→ REQUEST
Nothing should be left out: output all of the entries exactly.

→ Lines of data
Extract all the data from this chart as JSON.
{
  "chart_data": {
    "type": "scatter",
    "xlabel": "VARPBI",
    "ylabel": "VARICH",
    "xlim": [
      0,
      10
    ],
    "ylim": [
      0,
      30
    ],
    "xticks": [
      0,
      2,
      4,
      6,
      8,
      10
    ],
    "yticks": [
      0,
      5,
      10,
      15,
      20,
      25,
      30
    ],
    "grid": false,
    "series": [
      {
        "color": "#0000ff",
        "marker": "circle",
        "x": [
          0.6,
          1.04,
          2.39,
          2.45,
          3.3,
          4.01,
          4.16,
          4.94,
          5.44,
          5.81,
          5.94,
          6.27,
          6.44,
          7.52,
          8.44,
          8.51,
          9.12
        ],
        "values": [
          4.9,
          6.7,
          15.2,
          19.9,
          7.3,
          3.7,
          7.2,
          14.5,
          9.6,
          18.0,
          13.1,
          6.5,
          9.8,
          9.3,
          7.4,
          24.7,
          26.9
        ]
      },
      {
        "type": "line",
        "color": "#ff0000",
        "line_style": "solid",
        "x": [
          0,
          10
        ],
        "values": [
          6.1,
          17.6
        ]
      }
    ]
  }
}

→ EXERCISE RESPONSE
Extract all the data from this chart as JSON.
{
  "chart_data": {
    "type": "scatter",
    "xlabel": "VARPBI",
    "ylabel": "VARICH",
    "xlim": [
      0,
      10
    ],
    "ylim": [
      0,
      30
    ],
    "xticks": [
      0,
      2,
      4,
      6,
      8,
      10
    ],
    "yticks": [
      0,
      5,
      10,
      15,
      20,
      25,
      30
    ],
    "grid": false,
    "series": [
      {
        "color": "#0000ff",
        "marker": "circle",
        "x": [
          0.6,
          1.04,
          2.39,
          2.45,
          3.3,
          4.01,
          4.16,
          4.94,
          5.44,
          5.81,
          5.94,
          6.27,
          6.44,
          7.52,
          8.44,
          8.51,
          9.12
        ],
        "values": [
          4.9,
          6.7,
          15.2,
          19.9,
          7.3,
          3.7,
          7.2,
          14.5,
          9.6,
          18.0,
          13.1,
          6.5,
          9.8,
          9.3,
          7.4,
          24.7,
          26.9
        ]
      },
      {
        "type": "line",
        "color": "#ff0000",
        "line_style": "solid",
        "x": [
          0,
          10
        ],
        "values": [
          6.1,
          17.6
        ]
      }
    ]
  }
}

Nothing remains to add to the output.